__Stated goal__:
Read through the data and report every line in which the word "ветеринарного" occurs.

Dataset items
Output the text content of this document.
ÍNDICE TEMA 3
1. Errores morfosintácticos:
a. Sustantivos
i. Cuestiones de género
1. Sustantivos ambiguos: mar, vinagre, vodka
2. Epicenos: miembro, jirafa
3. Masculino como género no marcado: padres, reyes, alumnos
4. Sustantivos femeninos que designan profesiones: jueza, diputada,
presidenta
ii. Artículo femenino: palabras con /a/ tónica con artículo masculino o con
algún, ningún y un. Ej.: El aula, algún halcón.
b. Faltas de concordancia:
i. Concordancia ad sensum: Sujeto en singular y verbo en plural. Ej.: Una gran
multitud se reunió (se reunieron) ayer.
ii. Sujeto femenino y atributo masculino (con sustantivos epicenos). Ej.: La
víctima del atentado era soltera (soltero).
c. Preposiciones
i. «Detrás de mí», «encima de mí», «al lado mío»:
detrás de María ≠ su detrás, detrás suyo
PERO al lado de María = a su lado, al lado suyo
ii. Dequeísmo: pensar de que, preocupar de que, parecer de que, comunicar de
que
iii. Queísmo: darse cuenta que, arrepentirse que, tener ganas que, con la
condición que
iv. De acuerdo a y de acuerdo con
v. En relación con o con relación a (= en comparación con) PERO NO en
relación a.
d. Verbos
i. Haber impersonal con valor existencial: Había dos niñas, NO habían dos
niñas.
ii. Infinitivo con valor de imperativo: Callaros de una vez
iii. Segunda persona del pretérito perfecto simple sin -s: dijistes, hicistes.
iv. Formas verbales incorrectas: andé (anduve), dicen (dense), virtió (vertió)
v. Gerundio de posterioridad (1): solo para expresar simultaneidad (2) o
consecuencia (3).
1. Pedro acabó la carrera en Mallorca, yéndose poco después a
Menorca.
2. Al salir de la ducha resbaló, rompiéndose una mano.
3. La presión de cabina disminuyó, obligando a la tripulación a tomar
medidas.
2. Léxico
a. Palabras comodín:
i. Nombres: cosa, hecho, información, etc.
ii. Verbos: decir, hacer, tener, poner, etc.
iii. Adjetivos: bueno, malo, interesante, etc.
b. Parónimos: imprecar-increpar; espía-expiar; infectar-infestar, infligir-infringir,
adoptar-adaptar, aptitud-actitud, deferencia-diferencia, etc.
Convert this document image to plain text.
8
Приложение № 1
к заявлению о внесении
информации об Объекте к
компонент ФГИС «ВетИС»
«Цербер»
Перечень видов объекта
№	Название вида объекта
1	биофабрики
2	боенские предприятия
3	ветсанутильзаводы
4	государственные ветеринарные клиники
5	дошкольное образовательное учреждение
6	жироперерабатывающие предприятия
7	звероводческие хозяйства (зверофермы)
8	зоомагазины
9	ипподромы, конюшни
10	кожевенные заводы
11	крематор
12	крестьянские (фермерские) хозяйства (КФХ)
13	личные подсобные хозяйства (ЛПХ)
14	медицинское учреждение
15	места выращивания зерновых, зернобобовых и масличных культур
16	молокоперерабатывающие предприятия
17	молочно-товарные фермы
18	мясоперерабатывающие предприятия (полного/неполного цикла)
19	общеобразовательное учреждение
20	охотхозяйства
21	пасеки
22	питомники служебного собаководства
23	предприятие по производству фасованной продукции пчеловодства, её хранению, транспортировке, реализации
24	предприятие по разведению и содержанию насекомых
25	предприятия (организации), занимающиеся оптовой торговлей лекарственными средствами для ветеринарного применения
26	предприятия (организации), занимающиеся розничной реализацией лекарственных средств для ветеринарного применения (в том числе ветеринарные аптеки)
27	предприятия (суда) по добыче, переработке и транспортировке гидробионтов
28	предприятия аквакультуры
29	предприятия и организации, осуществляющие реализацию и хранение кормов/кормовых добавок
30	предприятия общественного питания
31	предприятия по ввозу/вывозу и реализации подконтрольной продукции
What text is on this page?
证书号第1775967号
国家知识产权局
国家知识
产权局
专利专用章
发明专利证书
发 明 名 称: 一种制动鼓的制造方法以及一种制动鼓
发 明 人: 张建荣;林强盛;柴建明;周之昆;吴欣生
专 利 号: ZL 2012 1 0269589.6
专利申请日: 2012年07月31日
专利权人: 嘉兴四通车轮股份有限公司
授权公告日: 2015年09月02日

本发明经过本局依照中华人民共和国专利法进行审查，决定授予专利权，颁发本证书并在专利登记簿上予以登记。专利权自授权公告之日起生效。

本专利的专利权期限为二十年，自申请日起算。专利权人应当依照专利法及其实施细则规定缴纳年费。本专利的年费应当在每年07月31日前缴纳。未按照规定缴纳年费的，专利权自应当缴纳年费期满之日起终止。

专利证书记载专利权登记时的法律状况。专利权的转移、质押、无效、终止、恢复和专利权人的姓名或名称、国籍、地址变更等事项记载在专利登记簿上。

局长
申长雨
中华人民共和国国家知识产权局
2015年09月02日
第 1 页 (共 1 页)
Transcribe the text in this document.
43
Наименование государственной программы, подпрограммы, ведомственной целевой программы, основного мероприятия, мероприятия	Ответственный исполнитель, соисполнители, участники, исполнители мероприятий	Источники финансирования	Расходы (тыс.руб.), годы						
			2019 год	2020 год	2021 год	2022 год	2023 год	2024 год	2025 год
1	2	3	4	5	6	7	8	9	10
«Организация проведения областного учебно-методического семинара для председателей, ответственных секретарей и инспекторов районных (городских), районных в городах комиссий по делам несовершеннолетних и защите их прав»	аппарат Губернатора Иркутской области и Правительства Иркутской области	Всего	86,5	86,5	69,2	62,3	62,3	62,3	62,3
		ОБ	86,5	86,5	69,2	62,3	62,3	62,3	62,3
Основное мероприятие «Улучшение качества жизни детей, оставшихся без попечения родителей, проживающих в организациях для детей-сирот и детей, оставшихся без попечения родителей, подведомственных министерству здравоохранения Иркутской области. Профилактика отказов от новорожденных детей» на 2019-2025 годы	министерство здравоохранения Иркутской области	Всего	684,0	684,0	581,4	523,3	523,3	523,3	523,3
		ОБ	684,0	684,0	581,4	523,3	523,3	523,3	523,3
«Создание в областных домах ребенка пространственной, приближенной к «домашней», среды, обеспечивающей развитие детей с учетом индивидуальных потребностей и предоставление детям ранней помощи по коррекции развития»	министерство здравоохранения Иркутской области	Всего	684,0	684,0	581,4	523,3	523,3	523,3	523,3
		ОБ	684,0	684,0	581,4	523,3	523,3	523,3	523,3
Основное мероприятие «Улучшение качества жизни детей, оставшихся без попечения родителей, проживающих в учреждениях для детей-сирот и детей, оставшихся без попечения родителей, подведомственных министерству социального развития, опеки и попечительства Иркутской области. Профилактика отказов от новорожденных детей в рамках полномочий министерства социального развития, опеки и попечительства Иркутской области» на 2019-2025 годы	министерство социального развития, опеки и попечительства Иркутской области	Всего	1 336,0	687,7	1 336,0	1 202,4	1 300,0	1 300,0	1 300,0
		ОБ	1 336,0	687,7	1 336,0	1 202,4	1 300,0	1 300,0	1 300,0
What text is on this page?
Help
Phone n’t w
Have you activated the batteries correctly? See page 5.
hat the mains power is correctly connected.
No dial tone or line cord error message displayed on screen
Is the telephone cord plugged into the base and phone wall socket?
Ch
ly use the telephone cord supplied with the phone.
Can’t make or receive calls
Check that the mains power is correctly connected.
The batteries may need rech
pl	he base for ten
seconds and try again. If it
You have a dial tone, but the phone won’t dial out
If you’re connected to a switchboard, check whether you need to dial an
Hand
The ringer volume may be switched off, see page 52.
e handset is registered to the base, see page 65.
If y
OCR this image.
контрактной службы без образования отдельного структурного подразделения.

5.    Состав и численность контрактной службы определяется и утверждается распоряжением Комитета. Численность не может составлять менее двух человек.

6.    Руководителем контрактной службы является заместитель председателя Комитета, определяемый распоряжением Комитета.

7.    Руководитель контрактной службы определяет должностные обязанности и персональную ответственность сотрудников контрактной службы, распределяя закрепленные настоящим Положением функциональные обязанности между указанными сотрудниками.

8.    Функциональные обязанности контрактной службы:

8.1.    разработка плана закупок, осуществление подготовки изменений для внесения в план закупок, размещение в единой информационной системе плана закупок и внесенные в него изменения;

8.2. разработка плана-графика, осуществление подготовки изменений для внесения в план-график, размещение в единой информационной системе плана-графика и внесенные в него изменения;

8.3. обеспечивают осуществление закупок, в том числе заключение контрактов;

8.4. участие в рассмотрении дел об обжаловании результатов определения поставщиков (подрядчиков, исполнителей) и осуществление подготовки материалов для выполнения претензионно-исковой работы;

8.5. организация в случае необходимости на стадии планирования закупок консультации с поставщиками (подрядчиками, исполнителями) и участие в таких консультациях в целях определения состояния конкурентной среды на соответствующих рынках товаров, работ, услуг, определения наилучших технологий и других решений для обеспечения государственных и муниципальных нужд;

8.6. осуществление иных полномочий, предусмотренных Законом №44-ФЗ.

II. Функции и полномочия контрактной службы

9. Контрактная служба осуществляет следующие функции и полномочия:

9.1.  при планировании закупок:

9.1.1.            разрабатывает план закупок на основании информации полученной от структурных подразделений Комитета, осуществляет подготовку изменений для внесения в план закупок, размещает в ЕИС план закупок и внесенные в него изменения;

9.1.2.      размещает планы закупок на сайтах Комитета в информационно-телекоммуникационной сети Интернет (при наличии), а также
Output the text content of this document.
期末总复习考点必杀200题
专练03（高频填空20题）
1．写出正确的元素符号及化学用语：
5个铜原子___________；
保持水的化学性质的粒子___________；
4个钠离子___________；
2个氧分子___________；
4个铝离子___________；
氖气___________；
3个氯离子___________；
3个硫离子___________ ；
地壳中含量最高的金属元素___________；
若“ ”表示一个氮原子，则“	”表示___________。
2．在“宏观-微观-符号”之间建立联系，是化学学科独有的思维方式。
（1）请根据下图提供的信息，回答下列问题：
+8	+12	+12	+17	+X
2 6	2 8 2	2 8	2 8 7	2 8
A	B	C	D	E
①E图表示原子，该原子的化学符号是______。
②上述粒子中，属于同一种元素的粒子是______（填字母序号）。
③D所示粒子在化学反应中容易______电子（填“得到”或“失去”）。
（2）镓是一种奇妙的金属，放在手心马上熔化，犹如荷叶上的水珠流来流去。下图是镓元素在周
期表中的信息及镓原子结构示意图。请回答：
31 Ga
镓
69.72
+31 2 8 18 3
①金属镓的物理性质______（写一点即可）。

__Answer__:
25	предприятия (организации), занимающиеся оптовой торговлей лекарственными средствами для ветеринарного применения
26	предприятия (организации), занимающиеся розничной реализацией лекарственных средств для ветеринарного применения (в том числе ветеринарные аптеки)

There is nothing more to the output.